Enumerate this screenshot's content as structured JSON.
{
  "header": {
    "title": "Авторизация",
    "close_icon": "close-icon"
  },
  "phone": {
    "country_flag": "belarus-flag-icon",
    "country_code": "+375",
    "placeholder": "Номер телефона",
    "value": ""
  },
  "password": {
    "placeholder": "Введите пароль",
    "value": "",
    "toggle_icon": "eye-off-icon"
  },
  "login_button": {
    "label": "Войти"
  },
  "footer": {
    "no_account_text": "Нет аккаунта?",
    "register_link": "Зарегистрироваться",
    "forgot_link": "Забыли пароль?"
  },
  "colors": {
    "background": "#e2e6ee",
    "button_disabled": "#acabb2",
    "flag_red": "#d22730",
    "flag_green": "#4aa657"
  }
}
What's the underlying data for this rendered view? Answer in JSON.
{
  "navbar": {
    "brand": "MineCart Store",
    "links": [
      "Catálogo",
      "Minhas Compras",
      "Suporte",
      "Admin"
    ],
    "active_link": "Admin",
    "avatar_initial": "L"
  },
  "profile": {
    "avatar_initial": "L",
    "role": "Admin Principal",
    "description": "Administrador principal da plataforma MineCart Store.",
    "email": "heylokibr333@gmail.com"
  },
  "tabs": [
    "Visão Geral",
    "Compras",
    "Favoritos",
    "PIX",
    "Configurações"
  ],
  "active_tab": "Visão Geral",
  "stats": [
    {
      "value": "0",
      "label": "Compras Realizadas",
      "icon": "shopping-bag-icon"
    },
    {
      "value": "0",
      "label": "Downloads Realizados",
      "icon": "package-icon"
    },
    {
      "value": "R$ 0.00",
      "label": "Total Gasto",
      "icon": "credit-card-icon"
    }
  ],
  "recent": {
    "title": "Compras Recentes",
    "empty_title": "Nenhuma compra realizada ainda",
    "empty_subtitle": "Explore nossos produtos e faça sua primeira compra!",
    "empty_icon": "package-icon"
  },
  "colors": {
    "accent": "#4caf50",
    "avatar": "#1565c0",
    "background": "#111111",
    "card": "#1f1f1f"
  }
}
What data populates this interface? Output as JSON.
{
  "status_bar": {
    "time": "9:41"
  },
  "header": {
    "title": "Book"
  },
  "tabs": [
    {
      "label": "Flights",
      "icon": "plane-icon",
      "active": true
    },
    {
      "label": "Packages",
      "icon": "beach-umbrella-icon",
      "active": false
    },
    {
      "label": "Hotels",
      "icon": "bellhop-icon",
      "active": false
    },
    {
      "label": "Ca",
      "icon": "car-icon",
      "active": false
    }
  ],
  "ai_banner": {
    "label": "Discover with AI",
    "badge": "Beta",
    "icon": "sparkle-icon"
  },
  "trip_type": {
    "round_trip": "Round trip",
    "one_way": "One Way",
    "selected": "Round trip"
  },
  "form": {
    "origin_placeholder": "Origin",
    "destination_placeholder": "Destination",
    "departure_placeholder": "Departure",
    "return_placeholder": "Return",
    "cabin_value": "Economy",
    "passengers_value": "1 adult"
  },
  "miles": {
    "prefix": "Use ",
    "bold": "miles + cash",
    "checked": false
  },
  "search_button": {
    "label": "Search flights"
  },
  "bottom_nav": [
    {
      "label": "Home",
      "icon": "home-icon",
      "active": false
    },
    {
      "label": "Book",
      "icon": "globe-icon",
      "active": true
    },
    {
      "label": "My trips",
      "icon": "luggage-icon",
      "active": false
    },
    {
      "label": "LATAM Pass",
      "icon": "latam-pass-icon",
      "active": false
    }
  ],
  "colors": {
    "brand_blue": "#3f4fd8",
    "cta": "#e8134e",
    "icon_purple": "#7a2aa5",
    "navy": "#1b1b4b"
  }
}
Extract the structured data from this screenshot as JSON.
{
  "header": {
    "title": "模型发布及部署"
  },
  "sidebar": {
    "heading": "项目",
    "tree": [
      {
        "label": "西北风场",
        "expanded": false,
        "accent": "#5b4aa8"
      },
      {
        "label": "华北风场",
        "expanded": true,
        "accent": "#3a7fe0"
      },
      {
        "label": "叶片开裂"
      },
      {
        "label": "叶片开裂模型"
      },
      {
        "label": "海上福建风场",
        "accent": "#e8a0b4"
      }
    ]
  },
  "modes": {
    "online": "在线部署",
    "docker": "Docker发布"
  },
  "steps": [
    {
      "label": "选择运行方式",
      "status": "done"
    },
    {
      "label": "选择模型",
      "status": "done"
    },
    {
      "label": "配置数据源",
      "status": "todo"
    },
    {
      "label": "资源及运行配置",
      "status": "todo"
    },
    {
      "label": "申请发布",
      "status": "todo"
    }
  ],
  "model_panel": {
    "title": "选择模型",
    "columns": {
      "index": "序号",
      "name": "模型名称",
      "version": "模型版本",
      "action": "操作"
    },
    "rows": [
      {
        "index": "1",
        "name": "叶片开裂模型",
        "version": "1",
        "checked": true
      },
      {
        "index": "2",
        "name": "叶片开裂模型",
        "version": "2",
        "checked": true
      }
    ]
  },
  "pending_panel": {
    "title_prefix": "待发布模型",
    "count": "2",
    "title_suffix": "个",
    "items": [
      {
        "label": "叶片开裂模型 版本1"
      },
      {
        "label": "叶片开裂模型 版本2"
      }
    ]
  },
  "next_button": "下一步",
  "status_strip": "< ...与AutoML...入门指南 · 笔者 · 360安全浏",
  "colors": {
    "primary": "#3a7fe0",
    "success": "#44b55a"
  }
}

□ □ □

**DIRECTIONS FOR THIS TASK:**
Using the listing above, please repeat every entry exactly.

**ANSWER TO THIS TASK:**
Enumerate this screenshot's content as structured JSON.
{
  "header": {
    "title": "Авторизация",
    "close_icon": "close-icon"
  },
  "phone": {
    "country_flag": "belarus-flag-icon",
    "country_code": "+375",
    "placeholder": "Номер телефона",
    "value": ""
  },
  "password": {
    "placeholder": "Введите пароль",
    "value": "",
    "toggle_icon": "eye-off-icon"
  },
  "login_button": {
    "label": "Войти"
  },
  "footer": {
    "no_account_text": "Нет аккаунта?",
    "register_link": "Зарегистрироваться",
    "forgot_link": "Забыли пароль?"
  },
  "colors": {
    "background": "#e2e6ee",
    "button_disabled": "#acabb2",
    "flag_red": "#d22730",
    "flag_green": "#4aa657"
  }
}
What's the underlying data for this rendered view? Answer in JSON.
{
  "navbar": {
    "brand": "MineCart Store",
    "links": [
      "Catálogo",
      "Minhas Compras",
      "Suporte",
      "Admin"
    ],
    "active_link": "Admin",
    "avatar_initial": "L"
  },
  "profile": {
    "avatar_initial": "L",
    "role": "Admin Principal",
    "description": "Administrador principal da plataforma MineCart Store.",
    "email": "heylokibr333@gmail.com"
  },
  "tabs": [
    "Visão Geral",
    "Compras",
    "Favoritos",
    "PIX",
    "Configurações"
  ],
  "active_tab": "Visão Geral",
  "stats": [
    {
      "value": "0",
      "label": "Compras Realizadas",
      "icon": "shopping-bag-icon"
    },
    {
      "value": "0",
      "label": "Downloads Realizados",
      "icon": "package-icon"
    },
    {
      "value": "R$ 0.00",
      "label": "Total Gasto",
      "icon": "credit-card-icon"
    }
  ],
  "recent": {
    "title": "Compras Recentes",
    "empty_title": "Nenhuma compra realizada ainda",
    "empty_subtitle": "Explore nossos produtos e faça sua primeira compra!",
    "empty_icon": "package-icon"
  },
  "colors": {
    "accent": "#4caf50",
    "avatar": "#1565c0",
    "background": "#111111",
    "card": "#1f1f1f"
  }
}
What data populates this interface? Output as JSON.
{
  "status_bar": {
    "time": "9:41"
  },
  "header": {
    "title": "Book"
  },
  "tabs": [
    {
      "label": "Flights",
      "icon": "plane-icon",
      "active": true
    },
    {
      "label": "Packages",
      "icon": "beach-umbrella-icon",
      "active": false
    },
    {
      "label": "Hotels",
      "icon": "bellhop-icon",
      "active": false
    },
    {
      "label": "Ca",
      "icon": "car-icon",
      "active": false
    }
  ],
  "ai_banner": {
    "label": "Discover with AI",
    "badge": "Beta",
    "icon": "sparkle-icon"
  },
  "trip_type": {
    "round_trip": "Round trip",
    "one_way": "One Way",
    "selected": "Round trip"
  },
  "form": {
    "origin_placeholder": "Origin",
    "destination_placeholder": "Destination",
    "departure_placeholder": "Departure",
    "return_placeholder": "Return",
    "cabin_value": "Economy",
    "passengers_value": "1 adult"
  },
  "miles": {
    "prefix": "Use ",
    "bold": "miles + cash",
    "checked": false
  },
  "search_button": {
    "label": "Search flights"
  },
  "bottom_nav": [
    {
      "label": "Home",
      "icon": "home-icon",
      "active": false
    },
    {
      "label": "Book",
      "icon": "globe-icon",
      "active": true
    },
    {
      "label": "My trips",
      "icon": "luggage-icon",
      "active": false
    },
    {
      "label": "LATAM Pass",
      "icon": "latam-pass-icon",
      "active": false
    }
  ],
  "colors": {
    "brand_blue": "#3f4fd8",
    "cta": "#e8134e",
    "icon_purple": "#7a2aa5",
    "navy": "#1b1b4b"
  }
}
Extract the structured data from this screenshot as JSON.
{
  "header": {
    "title": "模型发布及部署"
  },
  "sidebar": {
    "heading": "项目",
    "tree": [
      {
        "label": "西北风场",
        "expanded": false,
        "accent": "#5b4aa8"
      },
      {
        "label": "华北风场",
        "expanded": true,
        "accent": "#3a7fe0"
      },
      {
        "label": "叶片开裂"
      },
      {
        "label": "叶片开裂模型"
      },
      {
        "label": "海上福建风场",
        "accent": "#e8a0b4"
      }
    ]
  },
  "modes": {
    "online": "在线部署",
    "docker": "Docker发布"
  },
  "steps": [
    {
      "label": "选择运行方式",
      "status": "done"
    },
    {
      "label": "选择模型",
      "status": "done"
    },
    {
      "label": "配置数据源",
      "status": "todo"
    },
    {
      "label": "资源及运行配置",
      "status": "todo"
    },
    {
      "label": "申请发布",
      "status": "todo"
    }
  ],
  "model_panel": {
    "title": "选择模型",
    "columns": {
      "index": "序号",
      "name": "模型名称",
      "version": "模型版本",
      "action": "操作"
    },
    "rows": [
      {
        "index": "1",
        "name": "叶片开裂模型",
        "version": "1",
        "checked": true
      },
      {
        "index": "2",
        "name": "叶片开裂模型",
        "version": "2",
        "checked": true
      }
    ]
  },
  "pending_panel": {
    "title_prefix": "待发布模型",
    "count": "2",
    "title_suffix": "个",
    "items": [
      {
        "label": "叶片开裂模型 版本1"
      },
      {
        "label": "叶片开裂模型 版本2"
      }
    ]
  },
  "next_button": "下一步",
  "status_strip": "< ...与AutoML...入门指南 · 笔者 · 360安全浏",
  "colors": {
    "primary": "#3a7fe0",
    "success": "#44b55a"
  }
}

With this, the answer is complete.